[Dataset entries]
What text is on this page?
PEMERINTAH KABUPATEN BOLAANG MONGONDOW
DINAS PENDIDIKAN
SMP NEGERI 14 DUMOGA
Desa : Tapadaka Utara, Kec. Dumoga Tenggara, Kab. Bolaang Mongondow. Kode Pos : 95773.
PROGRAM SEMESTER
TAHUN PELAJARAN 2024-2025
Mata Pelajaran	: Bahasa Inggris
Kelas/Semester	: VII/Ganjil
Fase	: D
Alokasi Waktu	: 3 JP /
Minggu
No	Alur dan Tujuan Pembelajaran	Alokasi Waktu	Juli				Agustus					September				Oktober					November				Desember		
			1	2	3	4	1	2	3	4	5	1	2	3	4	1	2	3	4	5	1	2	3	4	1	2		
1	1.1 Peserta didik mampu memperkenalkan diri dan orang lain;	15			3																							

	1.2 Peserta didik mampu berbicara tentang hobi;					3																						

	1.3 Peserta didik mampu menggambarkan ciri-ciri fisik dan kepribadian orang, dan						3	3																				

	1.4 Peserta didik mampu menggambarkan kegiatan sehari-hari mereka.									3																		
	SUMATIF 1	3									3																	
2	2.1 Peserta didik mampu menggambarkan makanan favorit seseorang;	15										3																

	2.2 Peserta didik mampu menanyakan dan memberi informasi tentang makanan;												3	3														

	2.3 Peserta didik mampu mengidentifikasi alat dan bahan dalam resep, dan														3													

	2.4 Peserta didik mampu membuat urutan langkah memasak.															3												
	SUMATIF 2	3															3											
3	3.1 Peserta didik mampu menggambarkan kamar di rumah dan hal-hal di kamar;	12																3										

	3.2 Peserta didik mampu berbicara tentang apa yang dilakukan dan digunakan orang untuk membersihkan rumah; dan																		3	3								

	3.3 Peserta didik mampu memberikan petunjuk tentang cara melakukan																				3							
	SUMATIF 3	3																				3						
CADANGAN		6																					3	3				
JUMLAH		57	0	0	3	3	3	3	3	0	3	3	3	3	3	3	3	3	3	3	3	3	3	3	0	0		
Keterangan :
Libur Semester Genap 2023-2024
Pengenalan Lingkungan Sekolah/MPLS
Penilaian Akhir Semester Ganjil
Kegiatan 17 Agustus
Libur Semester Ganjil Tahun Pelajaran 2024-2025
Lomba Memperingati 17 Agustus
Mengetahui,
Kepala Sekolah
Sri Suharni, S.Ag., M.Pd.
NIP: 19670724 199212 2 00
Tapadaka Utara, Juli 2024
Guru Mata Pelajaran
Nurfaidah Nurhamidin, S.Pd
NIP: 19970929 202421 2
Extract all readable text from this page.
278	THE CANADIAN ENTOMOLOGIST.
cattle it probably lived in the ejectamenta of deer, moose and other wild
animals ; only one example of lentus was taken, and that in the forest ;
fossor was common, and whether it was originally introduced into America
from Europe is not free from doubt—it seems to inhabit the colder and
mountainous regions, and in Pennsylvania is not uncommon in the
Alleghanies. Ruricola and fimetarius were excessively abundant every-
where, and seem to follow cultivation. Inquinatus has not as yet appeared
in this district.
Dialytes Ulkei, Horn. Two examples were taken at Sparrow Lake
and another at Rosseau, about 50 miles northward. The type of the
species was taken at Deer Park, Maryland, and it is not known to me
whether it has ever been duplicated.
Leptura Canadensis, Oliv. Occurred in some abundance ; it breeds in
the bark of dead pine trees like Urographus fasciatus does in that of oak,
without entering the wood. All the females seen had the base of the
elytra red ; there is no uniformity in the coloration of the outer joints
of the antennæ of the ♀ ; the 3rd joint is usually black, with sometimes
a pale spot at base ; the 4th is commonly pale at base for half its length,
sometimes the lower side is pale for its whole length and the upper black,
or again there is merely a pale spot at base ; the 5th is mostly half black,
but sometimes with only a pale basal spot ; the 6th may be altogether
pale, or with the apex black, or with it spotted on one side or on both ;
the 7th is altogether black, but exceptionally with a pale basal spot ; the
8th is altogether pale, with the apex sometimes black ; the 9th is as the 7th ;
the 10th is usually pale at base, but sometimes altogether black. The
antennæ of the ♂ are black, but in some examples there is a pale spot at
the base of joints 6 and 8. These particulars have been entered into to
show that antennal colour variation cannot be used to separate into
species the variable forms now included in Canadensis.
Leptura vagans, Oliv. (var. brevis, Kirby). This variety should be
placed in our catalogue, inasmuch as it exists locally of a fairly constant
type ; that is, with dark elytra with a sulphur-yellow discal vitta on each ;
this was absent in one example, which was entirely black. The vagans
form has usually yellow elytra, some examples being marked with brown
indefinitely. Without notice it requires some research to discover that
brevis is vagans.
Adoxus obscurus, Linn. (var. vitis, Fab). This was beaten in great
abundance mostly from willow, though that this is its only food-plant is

What the task requires:
Look through the data above. Each line containing the word "text" needs to be copied.

Reply:
What text is on this page?
Extract all readable text from this page.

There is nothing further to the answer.